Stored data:
#####

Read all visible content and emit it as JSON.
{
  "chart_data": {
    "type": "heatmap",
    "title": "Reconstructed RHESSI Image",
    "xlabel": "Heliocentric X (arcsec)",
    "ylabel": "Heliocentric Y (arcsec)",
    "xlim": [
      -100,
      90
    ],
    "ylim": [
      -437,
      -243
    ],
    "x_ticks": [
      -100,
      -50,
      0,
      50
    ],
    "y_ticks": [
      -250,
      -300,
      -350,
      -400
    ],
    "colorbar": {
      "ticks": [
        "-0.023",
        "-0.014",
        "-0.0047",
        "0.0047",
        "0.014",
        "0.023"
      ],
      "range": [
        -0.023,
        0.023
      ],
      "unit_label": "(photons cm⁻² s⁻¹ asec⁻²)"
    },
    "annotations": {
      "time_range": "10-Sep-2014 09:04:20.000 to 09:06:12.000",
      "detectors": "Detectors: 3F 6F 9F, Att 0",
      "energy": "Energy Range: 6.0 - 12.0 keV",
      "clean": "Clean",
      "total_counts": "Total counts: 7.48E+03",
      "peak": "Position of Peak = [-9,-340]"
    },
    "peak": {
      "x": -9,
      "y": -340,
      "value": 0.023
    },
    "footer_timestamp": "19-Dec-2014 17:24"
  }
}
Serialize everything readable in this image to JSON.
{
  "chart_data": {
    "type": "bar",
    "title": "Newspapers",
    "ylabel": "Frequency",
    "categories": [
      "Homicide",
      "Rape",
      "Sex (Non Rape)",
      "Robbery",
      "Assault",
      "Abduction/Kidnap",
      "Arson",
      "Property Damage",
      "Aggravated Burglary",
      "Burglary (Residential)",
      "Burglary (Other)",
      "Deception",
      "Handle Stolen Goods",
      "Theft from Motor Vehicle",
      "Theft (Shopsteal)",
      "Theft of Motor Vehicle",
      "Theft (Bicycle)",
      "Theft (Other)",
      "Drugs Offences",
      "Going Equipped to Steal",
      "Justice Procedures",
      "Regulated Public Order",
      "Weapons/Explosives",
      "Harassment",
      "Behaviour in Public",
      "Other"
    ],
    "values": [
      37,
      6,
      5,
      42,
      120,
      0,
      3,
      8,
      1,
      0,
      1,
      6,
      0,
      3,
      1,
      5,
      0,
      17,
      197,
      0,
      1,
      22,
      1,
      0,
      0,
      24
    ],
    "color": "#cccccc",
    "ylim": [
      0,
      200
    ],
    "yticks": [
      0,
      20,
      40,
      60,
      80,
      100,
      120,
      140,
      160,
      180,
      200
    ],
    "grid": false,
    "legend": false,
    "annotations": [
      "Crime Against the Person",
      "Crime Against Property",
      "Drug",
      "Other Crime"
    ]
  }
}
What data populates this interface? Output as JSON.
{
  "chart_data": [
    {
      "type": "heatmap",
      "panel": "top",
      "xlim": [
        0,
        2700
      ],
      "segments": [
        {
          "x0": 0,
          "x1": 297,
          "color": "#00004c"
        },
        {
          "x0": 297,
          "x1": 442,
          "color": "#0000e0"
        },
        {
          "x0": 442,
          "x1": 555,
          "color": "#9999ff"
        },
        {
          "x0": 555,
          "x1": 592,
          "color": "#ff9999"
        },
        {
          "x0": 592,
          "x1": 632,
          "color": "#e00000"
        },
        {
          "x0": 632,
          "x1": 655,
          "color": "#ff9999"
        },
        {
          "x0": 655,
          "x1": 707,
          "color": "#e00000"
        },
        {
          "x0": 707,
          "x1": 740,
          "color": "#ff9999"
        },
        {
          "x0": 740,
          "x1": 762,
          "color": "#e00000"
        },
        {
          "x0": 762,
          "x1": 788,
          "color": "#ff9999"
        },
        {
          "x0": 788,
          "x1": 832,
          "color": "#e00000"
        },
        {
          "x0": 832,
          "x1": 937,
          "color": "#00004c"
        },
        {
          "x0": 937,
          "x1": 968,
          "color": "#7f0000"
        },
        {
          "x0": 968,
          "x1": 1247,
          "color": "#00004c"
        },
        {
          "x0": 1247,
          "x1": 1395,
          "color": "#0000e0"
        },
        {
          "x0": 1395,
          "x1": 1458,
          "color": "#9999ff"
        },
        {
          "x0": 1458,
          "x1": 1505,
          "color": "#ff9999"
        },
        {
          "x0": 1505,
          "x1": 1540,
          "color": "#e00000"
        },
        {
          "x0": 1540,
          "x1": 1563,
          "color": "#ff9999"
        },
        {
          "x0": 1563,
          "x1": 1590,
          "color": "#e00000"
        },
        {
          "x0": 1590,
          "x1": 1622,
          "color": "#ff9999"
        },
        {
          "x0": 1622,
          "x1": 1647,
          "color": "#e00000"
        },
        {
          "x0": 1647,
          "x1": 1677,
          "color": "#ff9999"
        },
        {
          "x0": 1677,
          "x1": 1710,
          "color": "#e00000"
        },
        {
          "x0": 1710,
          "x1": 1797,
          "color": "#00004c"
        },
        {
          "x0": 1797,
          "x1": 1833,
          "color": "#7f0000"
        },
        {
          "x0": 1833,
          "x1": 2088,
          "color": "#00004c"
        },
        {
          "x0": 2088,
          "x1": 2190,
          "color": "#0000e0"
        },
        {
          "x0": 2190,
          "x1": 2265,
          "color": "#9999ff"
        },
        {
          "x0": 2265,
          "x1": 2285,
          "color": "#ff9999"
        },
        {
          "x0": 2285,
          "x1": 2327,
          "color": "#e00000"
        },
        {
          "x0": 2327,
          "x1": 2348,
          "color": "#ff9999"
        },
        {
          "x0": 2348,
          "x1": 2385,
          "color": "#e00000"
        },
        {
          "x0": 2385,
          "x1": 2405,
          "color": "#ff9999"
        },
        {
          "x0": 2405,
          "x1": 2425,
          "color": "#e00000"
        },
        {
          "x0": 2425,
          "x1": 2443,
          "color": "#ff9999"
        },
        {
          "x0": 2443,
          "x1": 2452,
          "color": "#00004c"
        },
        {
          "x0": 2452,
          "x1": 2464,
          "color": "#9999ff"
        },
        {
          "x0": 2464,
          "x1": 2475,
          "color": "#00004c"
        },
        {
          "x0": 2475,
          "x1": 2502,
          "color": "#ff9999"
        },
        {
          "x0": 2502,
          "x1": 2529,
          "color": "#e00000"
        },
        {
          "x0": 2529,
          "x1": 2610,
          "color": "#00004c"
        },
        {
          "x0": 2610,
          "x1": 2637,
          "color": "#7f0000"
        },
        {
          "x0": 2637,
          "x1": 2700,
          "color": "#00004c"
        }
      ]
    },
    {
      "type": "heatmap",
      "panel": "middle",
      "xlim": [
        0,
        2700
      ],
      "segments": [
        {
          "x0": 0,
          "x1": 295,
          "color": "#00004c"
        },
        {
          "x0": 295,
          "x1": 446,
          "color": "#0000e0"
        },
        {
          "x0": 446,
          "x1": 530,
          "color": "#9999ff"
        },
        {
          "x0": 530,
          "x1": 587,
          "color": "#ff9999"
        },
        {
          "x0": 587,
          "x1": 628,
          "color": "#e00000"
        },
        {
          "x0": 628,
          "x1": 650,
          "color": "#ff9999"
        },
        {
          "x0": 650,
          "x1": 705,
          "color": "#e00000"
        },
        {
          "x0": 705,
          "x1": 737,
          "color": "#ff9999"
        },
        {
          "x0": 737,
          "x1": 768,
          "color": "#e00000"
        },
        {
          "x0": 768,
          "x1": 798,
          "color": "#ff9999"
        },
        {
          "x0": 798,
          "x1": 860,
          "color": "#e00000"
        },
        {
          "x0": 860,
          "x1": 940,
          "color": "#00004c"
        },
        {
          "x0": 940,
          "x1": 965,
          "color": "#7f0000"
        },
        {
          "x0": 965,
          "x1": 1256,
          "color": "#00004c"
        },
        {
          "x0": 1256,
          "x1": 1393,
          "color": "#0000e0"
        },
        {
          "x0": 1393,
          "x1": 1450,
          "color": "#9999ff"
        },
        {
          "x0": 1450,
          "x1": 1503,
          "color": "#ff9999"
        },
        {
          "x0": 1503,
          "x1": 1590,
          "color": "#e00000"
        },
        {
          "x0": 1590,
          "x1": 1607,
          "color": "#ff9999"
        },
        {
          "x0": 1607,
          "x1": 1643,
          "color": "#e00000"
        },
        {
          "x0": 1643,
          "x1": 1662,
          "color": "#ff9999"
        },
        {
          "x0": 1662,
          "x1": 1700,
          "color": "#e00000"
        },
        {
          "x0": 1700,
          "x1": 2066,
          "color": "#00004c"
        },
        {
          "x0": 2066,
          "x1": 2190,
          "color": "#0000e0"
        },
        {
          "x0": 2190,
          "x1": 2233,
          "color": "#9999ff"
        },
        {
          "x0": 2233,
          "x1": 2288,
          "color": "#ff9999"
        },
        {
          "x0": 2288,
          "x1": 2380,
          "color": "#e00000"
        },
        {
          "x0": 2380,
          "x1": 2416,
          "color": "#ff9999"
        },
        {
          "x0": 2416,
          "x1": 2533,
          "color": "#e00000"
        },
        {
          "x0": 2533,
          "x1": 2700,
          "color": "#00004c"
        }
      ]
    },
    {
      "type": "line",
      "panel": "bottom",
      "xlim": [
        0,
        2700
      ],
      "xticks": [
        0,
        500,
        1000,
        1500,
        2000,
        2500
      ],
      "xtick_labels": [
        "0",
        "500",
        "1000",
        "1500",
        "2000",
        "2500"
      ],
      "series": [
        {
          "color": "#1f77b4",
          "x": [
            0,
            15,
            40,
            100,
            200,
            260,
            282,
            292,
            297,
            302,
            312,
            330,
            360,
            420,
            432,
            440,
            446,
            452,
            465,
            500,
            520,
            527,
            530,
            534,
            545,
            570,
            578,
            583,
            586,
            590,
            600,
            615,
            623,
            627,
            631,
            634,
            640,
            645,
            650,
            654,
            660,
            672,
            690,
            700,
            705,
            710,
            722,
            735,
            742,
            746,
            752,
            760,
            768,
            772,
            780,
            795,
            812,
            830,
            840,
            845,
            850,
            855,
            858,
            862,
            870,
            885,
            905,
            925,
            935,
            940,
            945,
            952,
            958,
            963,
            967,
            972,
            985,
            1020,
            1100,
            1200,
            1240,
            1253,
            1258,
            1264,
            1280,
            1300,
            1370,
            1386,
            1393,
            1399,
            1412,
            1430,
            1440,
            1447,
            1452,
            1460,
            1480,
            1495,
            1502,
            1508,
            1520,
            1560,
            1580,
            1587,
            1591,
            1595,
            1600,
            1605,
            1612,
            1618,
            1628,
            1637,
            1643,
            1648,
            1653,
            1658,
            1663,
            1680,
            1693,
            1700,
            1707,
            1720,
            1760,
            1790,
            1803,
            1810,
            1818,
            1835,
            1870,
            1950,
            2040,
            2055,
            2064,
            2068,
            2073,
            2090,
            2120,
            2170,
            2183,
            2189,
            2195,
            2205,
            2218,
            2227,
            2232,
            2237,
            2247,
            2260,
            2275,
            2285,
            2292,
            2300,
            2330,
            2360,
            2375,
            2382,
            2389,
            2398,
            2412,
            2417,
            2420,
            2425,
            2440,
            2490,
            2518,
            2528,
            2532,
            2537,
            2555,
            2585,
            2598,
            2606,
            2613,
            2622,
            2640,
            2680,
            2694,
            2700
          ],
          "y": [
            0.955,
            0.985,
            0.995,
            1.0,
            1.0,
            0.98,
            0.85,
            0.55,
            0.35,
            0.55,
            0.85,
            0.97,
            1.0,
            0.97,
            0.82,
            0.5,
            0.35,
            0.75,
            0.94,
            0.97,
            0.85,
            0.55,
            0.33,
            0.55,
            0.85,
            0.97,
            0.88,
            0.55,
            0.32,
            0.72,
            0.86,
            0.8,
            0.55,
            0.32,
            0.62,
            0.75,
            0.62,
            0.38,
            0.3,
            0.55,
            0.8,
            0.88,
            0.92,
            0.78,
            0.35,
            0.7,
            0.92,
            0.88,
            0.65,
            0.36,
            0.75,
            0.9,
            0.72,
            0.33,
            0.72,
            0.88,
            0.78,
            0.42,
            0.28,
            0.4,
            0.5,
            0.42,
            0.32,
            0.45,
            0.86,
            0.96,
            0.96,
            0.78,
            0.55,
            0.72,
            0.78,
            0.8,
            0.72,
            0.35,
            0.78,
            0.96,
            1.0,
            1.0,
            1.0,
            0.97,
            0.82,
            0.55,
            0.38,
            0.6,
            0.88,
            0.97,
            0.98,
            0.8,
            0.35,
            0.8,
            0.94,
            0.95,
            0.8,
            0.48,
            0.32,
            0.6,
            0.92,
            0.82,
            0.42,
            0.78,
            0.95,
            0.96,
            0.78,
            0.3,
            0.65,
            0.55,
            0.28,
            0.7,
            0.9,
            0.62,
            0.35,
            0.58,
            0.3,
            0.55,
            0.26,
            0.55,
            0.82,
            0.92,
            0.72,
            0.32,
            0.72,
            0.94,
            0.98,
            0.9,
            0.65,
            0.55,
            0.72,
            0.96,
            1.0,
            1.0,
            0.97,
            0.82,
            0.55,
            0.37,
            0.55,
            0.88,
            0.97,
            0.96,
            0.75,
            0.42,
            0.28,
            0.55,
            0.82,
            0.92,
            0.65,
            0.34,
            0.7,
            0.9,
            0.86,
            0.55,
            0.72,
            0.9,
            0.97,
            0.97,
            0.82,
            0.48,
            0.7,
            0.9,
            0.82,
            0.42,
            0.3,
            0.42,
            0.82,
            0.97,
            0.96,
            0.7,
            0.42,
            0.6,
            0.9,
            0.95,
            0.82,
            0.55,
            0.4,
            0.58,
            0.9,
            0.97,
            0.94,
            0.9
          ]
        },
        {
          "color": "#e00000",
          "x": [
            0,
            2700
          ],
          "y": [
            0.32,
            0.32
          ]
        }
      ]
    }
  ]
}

#####

→ Your goal
Check every line for "Heliocentric" and show the ones that have it.

→ Reply to the task
    "xlabel": "Heliocentric X (arcsec)",
    "ylabel": "Heliocentric Y (arcsec)",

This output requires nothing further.